Review the listing and copy each line that holds the word "years".

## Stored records
* * *
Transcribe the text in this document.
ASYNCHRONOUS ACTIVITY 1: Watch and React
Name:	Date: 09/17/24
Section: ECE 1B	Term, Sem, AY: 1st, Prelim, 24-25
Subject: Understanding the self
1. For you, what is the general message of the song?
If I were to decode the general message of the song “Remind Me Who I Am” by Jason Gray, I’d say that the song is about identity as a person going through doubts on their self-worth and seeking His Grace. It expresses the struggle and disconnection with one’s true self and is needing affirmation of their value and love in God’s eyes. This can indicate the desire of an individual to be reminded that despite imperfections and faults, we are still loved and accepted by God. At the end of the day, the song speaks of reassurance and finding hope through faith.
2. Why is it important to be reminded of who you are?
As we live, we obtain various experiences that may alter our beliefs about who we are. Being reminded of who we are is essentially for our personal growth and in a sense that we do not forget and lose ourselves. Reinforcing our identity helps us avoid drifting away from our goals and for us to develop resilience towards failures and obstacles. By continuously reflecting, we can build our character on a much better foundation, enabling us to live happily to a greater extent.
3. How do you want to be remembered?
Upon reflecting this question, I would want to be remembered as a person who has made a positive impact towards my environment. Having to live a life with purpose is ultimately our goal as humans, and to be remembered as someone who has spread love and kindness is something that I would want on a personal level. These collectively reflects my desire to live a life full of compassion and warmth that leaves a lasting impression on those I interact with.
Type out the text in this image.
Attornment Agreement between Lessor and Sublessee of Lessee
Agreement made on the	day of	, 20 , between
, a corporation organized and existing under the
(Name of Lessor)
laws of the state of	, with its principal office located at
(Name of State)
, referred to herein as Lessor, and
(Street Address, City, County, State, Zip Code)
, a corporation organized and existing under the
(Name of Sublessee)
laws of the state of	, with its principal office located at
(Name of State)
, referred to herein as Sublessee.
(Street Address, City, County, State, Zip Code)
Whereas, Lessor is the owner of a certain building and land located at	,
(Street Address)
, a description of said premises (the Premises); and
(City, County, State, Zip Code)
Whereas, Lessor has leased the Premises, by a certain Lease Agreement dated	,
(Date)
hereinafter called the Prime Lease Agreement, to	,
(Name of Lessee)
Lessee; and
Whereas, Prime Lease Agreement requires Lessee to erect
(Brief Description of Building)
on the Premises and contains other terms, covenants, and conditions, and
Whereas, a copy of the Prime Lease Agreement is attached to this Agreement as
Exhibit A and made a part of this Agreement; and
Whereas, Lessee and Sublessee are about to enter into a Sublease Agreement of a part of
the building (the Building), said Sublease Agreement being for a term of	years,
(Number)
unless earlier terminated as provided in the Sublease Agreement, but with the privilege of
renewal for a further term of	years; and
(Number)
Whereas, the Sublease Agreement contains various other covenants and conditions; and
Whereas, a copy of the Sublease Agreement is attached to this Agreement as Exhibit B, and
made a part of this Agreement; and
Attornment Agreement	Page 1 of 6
* * *
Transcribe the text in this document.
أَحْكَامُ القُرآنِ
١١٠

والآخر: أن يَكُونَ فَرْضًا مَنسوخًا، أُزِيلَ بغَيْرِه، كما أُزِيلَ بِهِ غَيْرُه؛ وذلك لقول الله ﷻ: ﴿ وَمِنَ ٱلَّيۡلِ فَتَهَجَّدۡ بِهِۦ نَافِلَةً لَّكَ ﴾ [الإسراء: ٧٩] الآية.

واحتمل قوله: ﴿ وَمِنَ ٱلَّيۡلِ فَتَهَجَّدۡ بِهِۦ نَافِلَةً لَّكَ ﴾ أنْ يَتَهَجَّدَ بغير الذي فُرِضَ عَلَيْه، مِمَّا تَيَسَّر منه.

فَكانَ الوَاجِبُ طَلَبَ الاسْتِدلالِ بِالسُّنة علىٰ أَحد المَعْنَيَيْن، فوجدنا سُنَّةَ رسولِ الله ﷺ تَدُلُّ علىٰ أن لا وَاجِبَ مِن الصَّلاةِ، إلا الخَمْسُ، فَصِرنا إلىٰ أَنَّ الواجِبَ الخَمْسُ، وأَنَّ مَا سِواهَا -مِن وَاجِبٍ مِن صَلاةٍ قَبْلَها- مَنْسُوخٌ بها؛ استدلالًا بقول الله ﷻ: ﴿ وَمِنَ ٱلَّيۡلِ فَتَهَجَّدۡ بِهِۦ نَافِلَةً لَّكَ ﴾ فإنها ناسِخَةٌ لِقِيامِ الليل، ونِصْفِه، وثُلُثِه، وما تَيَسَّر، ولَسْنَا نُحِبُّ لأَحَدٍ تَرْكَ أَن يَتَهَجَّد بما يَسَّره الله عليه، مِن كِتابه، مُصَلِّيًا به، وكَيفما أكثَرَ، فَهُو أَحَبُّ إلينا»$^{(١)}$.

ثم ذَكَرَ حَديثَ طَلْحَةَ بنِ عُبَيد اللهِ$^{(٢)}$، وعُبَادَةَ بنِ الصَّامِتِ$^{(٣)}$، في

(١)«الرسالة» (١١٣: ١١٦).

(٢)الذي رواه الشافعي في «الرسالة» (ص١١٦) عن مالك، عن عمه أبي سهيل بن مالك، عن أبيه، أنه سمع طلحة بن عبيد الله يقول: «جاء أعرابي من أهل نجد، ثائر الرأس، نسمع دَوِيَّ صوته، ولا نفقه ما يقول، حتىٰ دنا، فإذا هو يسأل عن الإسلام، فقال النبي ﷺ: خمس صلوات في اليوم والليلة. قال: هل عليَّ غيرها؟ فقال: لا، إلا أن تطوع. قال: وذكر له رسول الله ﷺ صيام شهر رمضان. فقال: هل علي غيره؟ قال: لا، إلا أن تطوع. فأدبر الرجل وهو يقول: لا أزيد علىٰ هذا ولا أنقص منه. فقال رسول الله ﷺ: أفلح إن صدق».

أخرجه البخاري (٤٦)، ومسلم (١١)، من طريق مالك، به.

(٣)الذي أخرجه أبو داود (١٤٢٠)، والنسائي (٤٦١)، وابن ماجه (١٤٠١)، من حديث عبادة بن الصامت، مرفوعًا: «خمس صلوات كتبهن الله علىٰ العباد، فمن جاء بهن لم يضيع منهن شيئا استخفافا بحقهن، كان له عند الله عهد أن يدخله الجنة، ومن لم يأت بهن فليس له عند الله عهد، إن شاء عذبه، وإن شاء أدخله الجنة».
* * *
## Worked solution
the building (the Building), said Sublease Agreement being for a term of	years,
renewal for a further term of	years; and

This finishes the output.